Directive:
Which lines hold the string "delivered"? Copy every one of them.

* BEGIN *

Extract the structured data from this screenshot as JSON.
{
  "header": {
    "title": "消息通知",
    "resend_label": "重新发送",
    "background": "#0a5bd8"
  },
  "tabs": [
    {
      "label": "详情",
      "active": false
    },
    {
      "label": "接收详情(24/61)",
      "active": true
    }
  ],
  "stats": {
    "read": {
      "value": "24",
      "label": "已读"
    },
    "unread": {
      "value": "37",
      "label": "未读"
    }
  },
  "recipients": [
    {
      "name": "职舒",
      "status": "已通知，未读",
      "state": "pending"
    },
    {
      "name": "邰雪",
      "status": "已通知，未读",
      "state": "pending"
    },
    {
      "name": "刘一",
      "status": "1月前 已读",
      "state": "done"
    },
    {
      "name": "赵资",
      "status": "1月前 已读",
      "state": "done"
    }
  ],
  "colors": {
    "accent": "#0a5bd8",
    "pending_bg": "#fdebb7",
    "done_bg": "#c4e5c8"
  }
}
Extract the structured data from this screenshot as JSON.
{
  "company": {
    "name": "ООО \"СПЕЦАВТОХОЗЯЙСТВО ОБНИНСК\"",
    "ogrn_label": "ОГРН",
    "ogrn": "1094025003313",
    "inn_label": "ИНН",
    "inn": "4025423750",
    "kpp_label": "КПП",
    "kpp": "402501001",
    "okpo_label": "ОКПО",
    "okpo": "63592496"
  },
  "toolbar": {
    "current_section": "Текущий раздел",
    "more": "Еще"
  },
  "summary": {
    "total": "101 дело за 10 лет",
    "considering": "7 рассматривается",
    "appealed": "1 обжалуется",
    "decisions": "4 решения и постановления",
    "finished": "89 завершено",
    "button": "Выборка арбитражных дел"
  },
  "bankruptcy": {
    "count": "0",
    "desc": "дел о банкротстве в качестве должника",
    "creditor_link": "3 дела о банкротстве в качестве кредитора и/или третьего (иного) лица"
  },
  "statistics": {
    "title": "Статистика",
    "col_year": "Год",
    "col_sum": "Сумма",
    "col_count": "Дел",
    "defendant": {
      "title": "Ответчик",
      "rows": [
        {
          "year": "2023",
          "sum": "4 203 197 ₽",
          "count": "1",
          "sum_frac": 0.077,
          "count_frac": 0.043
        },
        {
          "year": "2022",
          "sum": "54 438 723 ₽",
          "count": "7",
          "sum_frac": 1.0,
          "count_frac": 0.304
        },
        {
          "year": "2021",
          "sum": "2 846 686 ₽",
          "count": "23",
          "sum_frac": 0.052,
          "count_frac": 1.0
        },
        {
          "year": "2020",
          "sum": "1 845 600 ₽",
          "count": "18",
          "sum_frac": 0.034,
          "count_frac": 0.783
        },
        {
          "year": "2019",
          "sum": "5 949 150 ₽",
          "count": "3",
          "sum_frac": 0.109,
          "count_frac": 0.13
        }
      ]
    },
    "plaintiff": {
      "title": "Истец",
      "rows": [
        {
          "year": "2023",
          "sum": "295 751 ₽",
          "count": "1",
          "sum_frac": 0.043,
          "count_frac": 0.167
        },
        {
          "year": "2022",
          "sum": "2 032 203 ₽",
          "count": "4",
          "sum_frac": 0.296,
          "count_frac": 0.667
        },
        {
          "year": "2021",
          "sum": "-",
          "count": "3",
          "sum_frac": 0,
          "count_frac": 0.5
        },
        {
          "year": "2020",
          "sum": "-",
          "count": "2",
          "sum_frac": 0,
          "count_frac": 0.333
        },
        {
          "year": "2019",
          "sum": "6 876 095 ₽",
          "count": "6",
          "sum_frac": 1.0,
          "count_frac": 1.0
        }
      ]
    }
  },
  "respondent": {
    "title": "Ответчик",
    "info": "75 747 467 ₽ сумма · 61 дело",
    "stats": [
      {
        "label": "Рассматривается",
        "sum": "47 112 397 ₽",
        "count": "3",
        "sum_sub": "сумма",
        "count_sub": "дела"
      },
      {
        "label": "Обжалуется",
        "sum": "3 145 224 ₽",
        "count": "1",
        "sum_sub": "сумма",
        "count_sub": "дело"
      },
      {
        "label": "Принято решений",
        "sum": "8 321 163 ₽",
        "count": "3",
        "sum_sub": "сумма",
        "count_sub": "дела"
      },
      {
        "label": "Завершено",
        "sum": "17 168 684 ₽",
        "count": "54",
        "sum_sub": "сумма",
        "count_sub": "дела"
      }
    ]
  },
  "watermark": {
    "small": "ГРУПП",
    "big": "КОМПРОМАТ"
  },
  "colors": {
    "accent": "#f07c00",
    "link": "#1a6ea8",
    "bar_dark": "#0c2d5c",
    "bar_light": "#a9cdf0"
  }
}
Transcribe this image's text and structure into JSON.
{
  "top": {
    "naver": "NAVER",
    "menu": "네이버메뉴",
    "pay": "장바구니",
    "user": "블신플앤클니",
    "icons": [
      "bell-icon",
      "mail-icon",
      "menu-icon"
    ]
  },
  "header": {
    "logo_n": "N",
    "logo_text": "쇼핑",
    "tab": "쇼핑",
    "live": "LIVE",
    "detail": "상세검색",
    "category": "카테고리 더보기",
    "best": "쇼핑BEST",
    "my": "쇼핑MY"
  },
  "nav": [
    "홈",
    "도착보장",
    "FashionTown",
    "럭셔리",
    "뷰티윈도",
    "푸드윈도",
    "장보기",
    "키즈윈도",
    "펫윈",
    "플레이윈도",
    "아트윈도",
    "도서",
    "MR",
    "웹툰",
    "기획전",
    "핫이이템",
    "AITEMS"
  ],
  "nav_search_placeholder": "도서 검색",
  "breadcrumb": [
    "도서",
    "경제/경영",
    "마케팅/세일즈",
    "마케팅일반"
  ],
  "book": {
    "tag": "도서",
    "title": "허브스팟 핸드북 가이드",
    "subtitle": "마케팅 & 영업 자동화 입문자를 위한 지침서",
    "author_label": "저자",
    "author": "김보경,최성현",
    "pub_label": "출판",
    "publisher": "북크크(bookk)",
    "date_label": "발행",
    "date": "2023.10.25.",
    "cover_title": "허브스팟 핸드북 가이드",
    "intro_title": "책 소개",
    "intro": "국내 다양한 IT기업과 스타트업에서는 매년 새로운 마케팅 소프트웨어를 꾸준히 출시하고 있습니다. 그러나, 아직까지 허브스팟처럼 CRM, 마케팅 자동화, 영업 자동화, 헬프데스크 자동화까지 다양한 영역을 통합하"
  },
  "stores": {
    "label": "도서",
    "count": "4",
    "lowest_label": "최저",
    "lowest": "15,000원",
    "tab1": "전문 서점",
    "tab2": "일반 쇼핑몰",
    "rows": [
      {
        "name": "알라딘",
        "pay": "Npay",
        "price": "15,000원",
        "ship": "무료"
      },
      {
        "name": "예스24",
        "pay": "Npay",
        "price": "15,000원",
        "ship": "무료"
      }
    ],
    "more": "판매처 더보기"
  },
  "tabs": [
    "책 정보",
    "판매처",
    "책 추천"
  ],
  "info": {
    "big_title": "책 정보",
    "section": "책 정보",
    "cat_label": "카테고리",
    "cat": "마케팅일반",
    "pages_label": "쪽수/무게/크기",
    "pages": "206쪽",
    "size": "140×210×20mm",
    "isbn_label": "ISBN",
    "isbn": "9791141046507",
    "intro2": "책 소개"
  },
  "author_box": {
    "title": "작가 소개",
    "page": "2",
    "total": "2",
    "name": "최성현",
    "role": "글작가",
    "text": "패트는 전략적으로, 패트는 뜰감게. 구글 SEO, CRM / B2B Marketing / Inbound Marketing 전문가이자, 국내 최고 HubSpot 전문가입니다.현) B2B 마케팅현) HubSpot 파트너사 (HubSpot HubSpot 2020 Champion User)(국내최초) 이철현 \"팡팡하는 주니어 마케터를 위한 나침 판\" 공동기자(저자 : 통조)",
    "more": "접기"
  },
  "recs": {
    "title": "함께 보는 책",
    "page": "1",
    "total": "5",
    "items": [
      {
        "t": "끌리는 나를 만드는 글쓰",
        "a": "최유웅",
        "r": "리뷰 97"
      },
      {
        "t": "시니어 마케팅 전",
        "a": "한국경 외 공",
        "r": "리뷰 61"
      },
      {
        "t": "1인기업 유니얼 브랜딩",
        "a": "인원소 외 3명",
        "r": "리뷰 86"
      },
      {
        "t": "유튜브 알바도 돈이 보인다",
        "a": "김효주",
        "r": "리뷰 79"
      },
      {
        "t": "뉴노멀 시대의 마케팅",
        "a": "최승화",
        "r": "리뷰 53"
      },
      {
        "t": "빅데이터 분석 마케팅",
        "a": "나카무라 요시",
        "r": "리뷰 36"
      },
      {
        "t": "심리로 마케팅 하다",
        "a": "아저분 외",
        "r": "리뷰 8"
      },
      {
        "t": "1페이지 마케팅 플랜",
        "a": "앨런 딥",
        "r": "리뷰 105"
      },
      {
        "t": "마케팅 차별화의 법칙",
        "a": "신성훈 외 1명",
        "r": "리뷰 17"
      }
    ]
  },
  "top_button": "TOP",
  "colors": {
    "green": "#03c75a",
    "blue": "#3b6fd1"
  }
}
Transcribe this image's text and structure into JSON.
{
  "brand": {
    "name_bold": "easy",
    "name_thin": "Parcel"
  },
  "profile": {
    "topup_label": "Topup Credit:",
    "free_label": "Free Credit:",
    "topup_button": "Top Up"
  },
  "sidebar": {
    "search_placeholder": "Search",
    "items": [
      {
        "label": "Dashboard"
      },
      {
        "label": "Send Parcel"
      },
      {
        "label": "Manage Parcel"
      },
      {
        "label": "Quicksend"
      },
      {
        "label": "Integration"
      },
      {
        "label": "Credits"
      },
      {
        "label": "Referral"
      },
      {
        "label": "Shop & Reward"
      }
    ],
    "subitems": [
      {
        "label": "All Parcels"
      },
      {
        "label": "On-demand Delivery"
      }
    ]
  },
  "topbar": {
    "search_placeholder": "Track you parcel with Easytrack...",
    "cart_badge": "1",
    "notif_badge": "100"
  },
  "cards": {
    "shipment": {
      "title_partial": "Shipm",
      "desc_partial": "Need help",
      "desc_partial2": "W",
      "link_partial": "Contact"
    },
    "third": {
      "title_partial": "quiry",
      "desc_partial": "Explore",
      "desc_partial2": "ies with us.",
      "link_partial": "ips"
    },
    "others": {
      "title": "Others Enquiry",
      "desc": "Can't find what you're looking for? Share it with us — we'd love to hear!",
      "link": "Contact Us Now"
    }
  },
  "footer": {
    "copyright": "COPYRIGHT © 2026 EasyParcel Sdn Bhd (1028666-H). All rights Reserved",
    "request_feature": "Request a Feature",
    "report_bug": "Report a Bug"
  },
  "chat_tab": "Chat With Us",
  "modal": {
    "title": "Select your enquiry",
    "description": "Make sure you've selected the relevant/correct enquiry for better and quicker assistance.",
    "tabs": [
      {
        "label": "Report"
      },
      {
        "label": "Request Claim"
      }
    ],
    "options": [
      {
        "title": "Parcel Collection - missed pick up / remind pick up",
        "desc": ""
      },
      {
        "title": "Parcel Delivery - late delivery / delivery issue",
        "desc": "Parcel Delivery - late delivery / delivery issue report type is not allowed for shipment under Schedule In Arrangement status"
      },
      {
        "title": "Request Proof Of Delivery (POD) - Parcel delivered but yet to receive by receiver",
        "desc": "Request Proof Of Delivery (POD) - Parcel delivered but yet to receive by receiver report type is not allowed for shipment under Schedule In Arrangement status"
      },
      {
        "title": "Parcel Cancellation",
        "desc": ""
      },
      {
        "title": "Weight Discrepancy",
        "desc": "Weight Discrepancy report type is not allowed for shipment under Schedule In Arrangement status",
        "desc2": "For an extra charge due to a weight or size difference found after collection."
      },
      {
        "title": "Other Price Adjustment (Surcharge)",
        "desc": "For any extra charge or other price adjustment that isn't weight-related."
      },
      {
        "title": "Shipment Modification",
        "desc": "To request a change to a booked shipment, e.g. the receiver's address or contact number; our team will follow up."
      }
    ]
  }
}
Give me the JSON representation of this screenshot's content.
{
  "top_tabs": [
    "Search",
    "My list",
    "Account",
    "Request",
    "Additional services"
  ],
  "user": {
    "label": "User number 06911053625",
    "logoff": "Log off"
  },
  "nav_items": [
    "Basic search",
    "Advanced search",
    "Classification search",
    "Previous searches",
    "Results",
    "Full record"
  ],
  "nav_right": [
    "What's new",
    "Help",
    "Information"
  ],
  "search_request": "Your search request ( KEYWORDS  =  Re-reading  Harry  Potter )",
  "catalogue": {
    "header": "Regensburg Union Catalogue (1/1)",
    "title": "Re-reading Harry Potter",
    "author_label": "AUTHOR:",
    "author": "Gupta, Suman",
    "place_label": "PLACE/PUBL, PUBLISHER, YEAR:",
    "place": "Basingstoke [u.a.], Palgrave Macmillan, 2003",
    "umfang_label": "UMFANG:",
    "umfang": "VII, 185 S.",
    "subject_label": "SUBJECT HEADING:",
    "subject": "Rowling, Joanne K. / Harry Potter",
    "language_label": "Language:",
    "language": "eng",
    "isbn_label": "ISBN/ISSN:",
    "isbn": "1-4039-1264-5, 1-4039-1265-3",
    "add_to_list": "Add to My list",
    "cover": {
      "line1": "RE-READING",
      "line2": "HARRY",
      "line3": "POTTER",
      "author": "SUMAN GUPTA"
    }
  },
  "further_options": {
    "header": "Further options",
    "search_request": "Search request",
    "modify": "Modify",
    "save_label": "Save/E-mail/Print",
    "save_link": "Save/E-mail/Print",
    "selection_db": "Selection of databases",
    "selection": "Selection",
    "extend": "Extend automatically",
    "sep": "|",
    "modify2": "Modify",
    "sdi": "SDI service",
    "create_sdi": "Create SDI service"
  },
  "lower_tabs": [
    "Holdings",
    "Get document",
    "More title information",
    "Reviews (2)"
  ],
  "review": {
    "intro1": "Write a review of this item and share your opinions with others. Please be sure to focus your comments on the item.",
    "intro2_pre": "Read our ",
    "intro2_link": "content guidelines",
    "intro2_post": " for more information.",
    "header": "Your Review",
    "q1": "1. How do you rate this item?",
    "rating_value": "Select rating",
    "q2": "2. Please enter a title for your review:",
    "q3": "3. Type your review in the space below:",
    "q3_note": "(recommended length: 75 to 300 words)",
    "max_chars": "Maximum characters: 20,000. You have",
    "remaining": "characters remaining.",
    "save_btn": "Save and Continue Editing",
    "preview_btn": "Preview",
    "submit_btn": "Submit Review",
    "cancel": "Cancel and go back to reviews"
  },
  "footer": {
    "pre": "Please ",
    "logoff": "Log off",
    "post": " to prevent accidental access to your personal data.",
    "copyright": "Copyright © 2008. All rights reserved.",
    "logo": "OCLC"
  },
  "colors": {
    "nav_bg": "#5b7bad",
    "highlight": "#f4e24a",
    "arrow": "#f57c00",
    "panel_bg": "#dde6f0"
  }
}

* END *

Response to the exercise:
        "title": "Request Proof Of Delivery (POD) - Parcel delivered but yet to receive by receiver",
        "desc": "Request Proof Of Delivery (POD) - Parcel delivered but yet to receive by receiver report type is not allowed for shipment under Schedule In Arrangement status"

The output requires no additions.